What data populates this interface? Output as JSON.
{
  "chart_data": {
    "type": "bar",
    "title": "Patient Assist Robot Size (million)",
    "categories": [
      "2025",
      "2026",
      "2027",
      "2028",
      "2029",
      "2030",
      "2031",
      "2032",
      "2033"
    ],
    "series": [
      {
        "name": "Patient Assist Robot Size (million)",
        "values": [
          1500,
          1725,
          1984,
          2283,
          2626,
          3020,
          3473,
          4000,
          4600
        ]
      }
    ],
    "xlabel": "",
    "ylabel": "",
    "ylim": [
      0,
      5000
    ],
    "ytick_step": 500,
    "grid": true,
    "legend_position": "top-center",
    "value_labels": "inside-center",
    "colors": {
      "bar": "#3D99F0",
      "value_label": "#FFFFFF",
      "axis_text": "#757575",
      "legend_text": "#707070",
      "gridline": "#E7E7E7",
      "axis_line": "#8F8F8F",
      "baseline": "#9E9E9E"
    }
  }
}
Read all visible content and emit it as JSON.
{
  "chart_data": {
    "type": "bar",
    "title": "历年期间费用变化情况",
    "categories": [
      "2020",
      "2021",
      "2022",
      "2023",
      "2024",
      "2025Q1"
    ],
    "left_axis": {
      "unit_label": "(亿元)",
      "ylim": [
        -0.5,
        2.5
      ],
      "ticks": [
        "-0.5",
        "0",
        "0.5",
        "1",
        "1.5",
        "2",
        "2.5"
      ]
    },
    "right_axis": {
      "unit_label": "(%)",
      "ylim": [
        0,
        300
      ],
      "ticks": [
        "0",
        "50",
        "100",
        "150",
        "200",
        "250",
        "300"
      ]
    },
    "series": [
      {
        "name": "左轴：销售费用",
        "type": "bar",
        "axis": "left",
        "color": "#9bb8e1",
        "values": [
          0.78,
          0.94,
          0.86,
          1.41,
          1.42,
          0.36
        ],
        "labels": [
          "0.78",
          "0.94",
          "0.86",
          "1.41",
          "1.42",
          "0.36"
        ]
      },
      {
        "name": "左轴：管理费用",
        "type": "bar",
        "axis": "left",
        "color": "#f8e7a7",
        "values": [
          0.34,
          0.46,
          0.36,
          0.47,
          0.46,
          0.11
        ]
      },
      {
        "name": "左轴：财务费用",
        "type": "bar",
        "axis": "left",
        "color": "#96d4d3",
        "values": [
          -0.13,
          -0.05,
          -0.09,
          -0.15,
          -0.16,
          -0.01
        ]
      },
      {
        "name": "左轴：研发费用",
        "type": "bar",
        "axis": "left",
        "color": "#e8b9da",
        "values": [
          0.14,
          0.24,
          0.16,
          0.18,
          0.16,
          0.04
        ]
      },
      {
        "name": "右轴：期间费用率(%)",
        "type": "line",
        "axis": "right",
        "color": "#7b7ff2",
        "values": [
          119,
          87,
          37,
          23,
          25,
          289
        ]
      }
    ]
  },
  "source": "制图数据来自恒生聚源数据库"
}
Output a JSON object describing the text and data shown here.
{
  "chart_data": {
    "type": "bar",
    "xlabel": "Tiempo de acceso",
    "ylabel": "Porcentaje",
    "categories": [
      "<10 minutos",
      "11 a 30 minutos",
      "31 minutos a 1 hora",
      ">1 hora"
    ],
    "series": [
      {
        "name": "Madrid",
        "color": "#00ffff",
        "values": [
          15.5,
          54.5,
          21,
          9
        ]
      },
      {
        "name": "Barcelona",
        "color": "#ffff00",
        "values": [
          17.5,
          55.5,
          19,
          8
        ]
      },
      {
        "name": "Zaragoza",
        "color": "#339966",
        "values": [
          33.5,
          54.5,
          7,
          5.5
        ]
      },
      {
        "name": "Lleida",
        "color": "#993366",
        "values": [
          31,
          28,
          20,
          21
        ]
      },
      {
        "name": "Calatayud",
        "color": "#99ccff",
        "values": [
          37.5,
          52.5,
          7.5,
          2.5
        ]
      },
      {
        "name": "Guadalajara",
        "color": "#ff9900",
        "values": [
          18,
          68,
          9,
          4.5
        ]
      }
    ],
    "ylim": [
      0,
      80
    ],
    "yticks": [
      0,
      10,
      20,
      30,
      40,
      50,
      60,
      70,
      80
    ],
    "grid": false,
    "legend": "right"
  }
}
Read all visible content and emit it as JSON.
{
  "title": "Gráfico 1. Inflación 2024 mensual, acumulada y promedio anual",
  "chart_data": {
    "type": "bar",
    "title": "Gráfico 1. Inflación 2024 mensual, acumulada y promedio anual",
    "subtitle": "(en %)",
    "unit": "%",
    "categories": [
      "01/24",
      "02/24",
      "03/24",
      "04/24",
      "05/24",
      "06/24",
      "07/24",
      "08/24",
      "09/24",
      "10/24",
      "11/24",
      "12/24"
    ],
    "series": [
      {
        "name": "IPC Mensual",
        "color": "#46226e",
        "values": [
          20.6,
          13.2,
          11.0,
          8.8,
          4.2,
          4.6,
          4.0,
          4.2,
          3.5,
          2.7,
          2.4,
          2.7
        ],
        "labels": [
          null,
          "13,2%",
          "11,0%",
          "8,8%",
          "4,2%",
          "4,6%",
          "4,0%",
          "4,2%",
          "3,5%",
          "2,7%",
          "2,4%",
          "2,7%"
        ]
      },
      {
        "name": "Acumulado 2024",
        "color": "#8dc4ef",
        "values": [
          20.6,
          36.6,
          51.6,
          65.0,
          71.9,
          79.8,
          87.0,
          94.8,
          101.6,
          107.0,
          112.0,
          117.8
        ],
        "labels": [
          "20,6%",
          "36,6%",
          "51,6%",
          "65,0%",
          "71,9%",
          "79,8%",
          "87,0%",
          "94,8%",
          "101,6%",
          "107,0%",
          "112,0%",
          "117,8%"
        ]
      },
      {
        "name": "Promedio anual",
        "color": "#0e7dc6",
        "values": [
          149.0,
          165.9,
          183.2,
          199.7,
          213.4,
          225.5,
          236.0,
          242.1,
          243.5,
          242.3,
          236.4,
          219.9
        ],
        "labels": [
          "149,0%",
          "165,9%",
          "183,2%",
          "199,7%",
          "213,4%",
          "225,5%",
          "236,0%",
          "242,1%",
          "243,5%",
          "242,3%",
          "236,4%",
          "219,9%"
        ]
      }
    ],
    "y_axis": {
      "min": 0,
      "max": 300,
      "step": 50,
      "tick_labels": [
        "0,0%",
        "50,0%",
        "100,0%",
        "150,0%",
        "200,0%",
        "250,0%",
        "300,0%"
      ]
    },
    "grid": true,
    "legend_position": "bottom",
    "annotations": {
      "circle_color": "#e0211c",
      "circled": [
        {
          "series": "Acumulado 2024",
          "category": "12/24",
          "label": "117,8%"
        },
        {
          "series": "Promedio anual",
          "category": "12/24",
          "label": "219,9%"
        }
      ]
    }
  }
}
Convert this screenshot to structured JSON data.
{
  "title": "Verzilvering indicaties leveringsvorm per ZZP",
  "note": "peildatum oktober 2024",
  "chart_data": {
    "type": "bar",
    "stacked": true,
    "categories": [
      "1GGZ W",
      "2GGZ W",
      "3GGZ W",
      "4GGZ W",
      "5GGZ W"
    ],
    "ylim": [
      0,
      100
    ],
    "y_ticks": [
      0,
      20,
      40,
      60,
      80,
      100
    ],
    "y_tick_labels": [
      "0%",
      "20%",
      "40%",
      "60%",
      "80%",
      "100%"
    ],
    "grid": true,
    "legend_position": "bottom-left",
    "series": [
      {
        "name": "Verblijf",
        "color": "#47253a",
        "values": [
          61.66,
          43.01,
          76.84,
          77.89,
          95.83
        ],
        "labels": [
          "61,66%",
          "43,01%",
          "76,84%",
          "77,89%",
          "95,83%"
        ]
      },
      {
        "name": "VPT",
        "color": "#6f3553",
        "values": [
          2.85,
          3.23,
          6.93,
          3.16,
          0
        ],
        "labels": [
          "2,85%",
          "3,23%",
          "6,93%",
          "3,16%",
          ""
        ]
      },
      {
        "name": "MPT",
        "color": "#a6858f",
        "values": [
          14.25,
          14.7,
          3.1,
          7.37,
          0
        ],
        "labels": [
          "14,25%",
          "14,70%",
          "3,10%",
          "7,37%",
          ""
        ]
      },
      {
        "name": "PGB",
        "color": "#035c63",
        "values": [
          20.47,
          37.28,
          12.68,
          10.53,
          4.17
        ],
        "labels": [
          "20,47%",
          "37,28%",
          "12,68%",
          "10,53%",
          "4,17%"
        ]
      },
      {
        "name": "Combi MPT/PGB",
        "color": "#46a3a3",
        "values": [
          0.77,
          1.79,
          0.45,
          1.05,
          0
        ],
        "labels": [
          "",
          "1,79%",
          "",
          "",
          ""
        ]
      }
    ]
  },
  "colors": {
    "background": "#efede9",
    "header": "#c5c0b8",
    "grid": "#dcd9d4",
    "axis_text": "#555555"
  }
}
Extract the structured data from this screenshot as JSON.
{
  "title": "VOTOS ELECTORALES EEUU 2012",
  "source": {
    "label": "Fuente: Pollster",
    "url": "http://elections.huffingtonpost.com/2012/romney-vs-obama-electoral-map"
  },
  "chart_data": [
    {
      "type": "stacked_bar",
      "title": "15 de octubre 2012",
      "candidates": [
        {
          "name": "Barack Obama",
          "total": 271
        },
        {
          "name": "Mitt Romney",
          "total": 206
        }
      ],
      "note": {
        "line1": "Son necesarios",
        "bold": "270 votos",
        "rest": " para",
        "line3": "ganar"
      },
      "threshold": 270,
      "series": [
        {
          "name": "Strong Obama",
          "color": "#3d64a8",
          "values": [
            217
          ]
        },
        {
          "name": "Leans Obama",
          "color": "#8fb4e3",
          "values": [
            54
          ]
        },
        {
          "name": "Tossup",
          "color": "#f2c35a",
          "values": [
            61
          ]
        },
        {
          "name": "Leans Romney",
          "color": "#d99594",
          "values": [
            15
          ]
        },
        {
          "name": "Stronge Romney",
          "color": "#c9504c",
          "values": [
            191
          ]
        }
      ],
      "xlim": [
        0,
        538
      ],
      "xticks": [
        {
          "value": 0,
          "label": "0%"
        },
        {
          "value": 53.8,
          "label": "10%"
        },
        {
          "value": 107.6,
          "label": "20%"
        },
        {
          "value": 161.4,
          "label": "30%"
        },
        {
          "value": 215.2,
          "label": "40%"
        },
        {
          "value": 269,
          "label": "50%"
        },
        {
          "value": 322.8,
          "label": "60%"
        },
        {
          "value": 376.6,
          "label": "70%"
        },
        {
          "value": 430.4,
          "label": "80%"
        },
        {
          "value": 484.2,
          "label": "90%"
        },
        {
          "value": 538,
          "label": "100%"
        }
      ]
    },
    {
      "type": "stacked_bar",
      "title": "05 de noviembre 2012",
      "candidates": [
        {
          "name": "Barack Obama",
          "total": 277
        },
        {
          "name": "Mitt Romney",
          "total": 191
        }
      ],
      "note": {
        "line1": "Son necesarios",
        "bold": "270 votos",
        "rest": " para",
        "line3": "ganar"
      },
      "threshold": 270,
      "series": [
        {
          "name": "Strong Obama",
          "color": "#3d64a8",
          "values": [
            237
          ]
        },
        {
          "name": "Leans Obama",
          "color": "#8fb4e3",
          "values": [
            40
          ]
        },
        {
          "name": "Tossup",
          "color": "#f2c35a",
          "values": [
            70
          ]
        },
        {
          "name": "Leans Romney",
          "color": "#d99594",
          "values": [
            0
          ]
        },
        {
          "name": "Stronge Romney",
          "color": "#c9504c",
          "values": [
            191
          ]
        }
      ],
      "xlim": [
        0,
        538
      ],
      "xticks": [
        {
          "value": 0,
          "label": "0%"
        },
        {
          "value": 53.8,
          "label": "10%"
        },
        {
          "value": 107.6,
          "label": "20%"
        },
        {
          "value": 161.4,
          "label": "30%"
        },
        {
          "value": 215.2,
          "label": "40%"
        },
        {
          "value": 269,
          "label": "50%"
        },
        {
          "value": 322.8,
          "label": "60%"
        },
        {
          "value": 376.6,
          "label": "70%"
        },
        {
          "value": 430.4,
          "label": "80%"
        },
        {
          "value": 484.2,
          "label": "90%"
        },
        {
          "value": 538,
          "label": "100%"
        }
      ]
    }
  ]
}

▶ **WHAT NEEDS TO BE DONE**: Tell how many lines in the records above contain "center", giving the number and no other words.

▶ **RESPONSE**: 2